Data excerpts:

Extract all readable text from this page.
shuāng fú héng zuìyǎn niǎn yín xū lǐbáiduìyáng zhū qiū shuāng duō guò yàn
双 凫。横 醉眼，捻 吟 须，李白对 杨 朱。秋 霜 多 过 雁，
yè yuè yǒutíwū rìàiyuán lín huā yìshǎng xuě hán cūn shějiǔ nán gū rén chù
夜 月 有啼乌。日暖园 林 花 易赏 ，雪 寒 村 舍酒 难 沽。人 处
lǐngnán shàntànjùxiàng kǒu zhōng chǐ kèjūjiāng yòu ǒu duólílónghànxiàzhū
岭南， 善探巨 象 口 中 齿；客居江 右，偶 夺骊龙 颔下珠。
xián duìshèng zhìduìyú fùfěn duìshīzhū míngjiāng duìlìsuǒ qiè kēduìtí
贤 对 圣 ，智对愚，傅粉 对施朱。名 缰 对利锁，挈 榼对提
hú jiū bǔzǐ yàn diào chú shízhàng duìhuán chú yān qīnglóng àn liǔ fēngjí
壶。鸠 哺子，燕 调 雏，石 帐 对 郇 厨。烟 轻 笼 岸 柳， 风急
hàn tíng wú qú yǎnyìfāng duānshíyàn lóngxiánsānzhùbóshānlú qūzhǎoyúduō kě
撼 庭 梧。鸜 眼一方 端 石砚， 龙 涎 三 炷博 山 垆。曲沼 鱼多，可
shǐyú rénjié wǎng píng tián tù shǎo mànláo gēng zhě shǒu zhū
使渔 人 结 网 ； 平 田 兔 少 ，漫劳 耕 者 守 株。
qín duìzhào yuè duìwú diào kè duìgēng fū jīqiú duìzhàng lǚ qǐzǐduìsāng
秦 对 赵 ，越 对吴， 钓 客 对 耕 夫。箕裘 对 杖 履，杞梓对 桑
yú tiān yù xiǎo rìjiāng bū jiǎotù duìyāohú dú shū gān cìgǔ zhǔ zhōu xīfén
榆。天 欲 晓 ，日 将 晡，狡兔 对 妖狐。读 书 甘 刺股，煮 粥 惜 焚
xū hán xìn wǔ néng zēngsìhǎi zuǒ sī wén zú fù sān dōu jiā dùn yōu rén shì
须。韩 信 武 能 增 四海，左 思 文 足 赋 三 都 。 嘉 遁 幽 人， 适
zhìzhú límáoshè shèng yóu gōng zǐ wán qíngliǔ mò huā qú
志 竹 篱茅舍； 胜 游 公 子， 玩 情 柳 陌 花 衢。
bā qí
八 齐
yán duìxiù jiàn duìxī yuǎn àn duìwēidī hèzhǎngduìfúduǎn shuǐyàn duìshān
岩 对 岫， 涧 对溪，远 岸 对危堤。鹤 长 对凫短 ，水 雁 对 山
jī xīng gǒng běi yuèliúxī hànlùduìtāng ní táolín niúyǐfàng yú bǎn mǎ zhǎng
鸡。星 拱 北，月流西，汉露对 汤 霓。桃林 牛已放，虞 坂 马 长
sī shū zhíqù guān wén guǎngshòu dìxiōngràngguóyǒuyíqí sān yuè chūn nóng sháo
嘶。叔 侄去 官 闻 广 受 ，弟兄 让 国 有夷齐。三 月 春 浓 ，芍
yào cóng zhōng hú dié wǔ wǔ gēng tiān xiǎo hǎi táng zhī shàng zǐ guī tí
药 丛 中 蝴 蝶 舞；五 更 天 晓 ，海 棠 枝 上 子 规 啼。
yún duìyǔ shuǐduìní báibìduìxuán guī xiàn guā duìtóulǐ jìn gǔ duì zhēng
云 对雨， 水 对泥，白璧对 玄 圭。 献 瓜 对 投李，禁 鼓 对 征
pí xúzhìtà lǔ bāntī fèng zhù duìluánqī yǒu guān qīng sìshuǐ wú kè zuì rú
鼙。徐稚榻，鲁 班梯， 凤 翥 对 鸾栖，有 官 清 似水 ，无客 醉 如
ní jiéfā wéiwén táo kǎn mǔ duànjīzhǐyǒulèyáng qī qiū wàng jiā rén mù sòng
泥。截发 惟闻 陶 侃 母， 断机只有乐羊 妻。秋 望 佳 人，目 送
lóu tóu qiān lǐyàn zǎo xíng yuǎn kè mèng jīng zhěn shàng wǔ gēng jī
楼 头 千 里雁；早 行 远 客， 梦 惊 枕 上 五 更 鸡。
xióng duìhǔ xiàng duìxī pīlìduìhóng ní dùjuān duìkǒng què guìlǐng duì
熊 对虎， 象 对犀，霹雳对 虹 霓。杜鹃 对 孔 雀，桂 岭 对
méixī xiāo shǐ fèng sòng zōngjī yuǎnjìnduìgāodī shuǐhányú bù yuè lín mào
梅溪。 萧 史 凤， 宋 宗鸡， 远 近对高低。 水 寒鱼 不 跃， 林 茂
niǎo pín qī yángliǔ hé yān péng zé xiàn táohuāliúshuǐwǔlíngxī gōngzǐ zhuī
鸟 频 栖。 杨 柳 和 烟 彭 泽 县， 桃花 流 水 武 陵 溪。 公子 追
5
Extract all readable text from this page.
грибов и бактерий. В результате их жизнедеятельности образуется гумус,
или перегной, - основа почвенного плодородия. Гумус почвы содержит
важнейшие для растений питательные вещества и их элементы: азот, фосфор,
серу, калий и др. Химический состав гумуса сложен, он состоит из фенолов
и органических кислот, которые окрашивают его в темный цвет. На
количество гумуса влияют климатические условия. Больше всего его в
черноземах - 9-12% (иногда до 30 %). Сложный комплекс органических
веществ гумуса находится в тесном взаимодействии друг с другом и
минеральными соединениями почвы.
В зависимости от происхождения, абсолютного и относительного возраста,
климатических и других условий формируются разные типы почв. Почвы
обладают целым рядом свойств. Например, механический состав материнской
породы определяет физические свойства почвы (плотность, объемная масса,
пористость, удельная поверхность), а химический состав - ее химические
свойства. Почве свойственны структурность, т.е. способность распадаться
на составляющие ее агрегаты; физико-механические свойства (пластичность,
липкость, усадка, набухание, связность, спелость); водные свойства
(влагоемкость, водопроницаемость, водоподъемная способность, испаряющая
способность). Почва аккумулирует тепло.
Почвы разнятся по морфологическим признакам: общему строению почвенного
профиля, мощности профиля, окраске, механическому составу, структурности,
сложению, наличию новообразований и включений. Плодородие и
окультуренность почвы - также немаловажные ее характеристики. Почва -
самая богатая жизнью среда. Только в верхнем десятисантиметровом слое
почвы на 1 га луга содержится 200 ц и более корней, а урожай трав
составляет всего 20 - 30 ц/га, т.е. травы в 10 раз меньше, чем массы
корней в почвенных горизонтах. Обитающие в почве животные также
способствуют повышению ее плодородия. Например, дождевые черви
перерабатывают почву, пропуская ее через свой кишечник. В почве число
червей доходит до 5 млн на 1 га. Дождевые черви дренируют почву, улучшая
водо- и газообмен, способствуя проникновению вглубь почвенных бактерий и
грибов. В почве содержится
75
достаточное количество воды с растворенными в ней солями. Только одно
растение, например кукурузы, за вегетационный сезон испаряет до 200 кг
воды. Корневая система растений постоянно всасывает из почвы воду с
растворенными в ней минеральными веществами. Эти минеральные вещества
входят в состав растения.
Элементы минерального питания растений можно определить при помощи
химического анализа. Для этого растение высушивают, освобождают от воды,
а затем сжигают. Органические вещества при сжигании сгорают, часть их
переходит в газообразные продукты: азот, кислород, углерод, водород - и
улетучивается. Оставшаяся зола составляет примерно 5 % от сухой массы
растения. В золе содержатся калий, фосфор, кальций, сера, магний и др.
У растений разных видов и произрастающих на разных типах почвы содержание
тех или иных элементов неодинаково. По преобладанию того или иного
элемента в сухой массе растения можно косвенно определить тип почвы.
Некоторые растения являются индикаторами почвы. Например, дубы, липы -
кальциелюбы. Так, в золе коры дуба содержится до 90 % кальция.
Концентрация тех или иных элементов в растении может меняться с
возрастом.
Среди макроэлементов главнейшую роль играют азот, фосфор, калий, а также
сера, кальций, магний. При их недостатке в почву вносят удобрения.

-- Directive --
Search the entries for "shàng" and copy out each line that has it.

-- The solution --
yào cóng zhōng hú dié wǔ wǔ gēng tiān xiǎo hǎi táng zhī shàng zǐ guī tí
lóu tóu qiān lǐyàn zǎo xíng yuǎn kè mèng jīng zhěn shàng wǔ gēng jī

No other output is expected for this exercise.